(Dataset rows)
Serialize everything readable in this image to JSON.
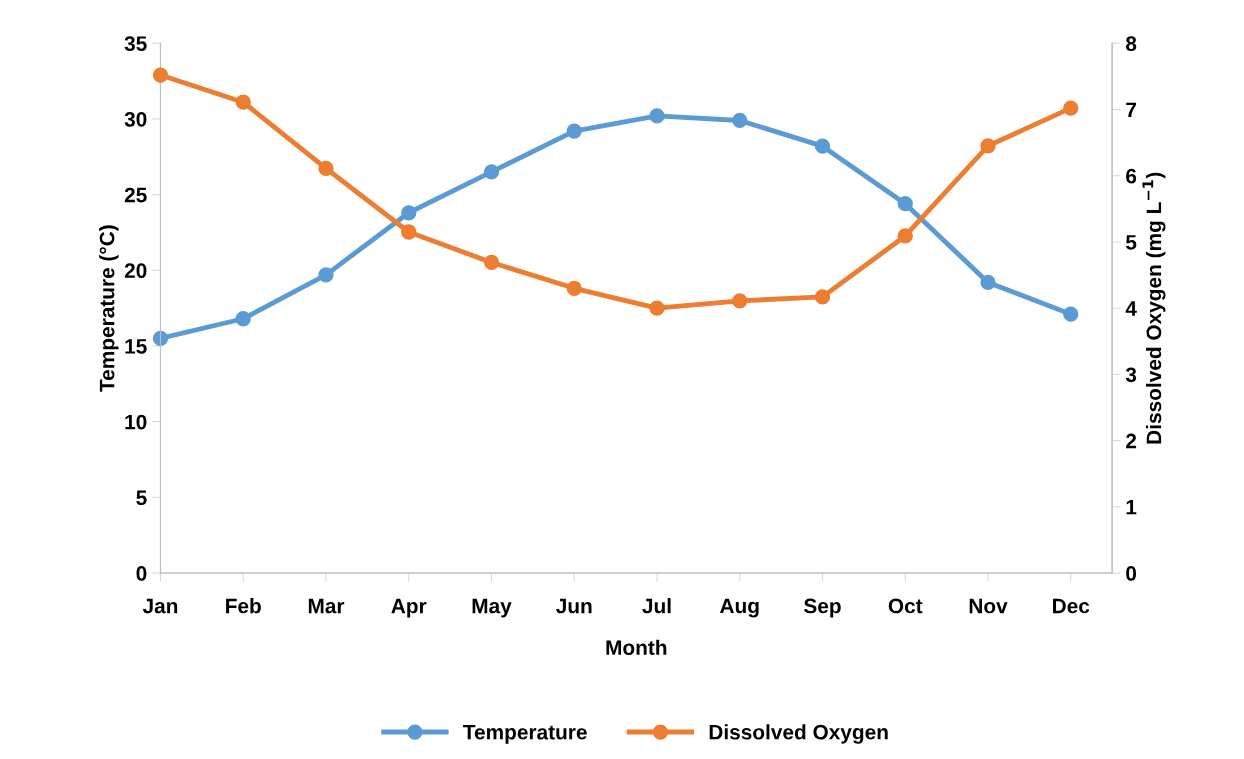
{
  "chart_data": {
    "type": "line",
    "xlabel": "Month",
    "ylabel": "Temperature (°C)",
    "y2label": "Dissolved Oxygen (mg L$^{−1}$)",
    "categories": [
      "Jan",
      "Feb",
      "Mar",
      "Apr",
      "May",
      "Jun",
      "Jul",
      "Aug",
      "Sep",
      "Oct",
      "Nov",
      "Dec"
    ],
    "series": [
      {
        "name": "Temperature",
        "color": "#5b9bd5",
        "values": [
          15.5,
          16.8,
          19.7,
          23.8,
          26.5,
          29.2,
          30.2,
          29.9,
          28.2,
          24.4,
          19.2,
          17.1
        ]
      },
      {
        "name": "Dissolved Oxygen",
        "color": "#ed7d31",
        "axis": "y2",
        "values": [
          7.52,
          7.11,
          6.11,
          5.15,
          4.69,
          4.3,
          4.0,
          4.11,
          4.17,
          5.09,
          6.45,
          7.02
        ]
      }
    ],
    "ylim": [
      0,
      35
    ],
    "yticks": [
      0,
      5,
      10,
      15,
      20,
      25,
      30,
      35
    ],
    "y2lim": [
      0,
      8
    ],
    "y2ticks": [
      0,
      1,
      2,
      3,
      4,
      5,
      6,
      7,
      8
    ],
    "grid": false,
    "legend": "bottom",
    "marker": "circle",
    "line_style": "solid"
  }
}
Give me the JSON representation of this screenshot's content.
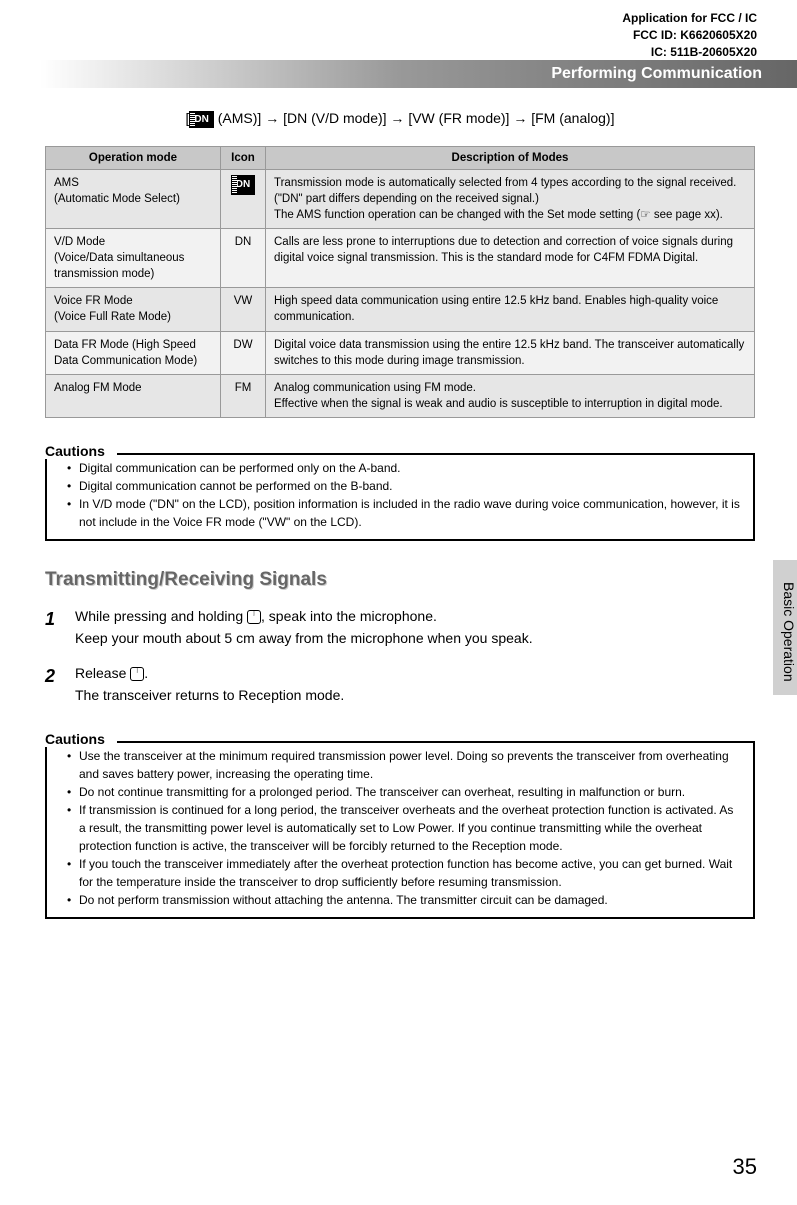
{
  "header": {
    "line1": "Application for FCC / IC",
    "line2": "FCC ID: K6620605X20",
    "line3": "IC: 511B-20605X20"
  },
  "section_title": "Performing Communication",
  "mode_chain": " (AMS)] → [DN (V/D mode)] → [VW (FR mode)] → [FM (analog)]",
  "mode_chain_prefix": "[",
  "dn_label": "DN",
  "table": {
    "headers": [
      "Operation mode",
      "Icon",
      "Description of Modes"
    ],
    "rows": [
      {
        "mode": "AMS\n(Automatic Mode Select)",
        "icon_type": "dn-box",
        "icon": "DN",
        "desc": "Transmission mode is automatically selected from 4 types according to the signal received.\n(\"DN\" part differs depending on the received signal.)\nThe AMS function operation can be changed with the Set mode setting (☞ see page xx)."
      },
      {
        "mode": "V/D Mode\n(Voice/Data simultaneous transmission mode)",
        "icon": "DN",
        "desc": "Calls are less prone to interruptions due to detection and correction of voice signals during digital voice signal transmission. This is the standard mode for C4FM FDMA Digital."
      },
      {
        "mode": "Voice FR Mode\n(Voice Full Rate Mode)",
        "icon": "VW",
        "desc": "High speed data communication using entire 12.5 kHz band. Enables high-quality voice communication."
      },
      {
        "mode": "Data FR Mode (High Speed Data Communication Mode)",
        "icon": "DW",
        "desc": "Digital voice data transmission using the entire 12.5 kHz band. The transceiver automatically switches to this mode during image transmission."
      },
      {
        "mode": "Analog FM Mode",
        "icon": "FM",
        "desc": "Analog communication using FM mode.\nEffective when the signal is weak and audio is susceptible to interruption in digital mode."
      }
    ]
  },
  "cautions1": {
    "label": "Cautions",
    "items": [
      "Digital communication can be performed only on the A-band.",
      "Digital communication cannot be performed on the B-band.",
      "In V/D mode (\"DN\" on the LCD), position information is included in the radio wave during voice communication, however, it is not include in the Voice FR mode (\"VW\" on the LCD)."
    ]
  },
  "tx_heading": "Transmitting/Receiving Signals",
  "steps": [
    {
      "num": "1",
      "line1_pre": "While pressing and holding ",
      "line1_post": ", speak into the microphone.",
      "line2": "Keep your mouth about 5 cm away from the microphone when you speak."
    },
    {
      "num": "2",
      "line1_pre": "Release ",
      "line1_post": ".",
      "line2": "The transceiver returns to Reception mode."
    }
  ],
  "cautions2": {
    "label": "Cautions",
    "items": [
      "Use the transceiver at the minimum required transmission power level. Doing so prevents the transceiver from overheating and saves battery power, increasing the operating time.",
      "Do not continue transmitting for a prolonged period. The transceiver can overheat, resulting in malfunction or burn.",
      "If transmission is continued for a long period, the transceiver overheats and the overheat protection function is activated. As a result, the transmitting power level is automatically set to Low Power. If you continue transmitting while the overheat protection function is active, the transceiver will be forcibly returned to the Reception mode.",
      "If you touch the transceiver immediately after the overheat protection function has become active, you can get burned. Wait for the temperature inside the transceiver to drop sufficiently before resuming transmission.",
      "Do not perform transmission without attaching the antenna. The transmitter circuit can be damaged."
    ]
  },
  "side_tab": "Basic Operation",
  "page_num": "35"
}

### What is required:
Take every line from the records above that has the word "High" and copy it.

### Response to the task:
        "desc": "High speed data communication using entire 12.5 kHz band. Enables high-quality voice communication."
        "mode": "Data FR Mode (High Speed Data Communication Mode)",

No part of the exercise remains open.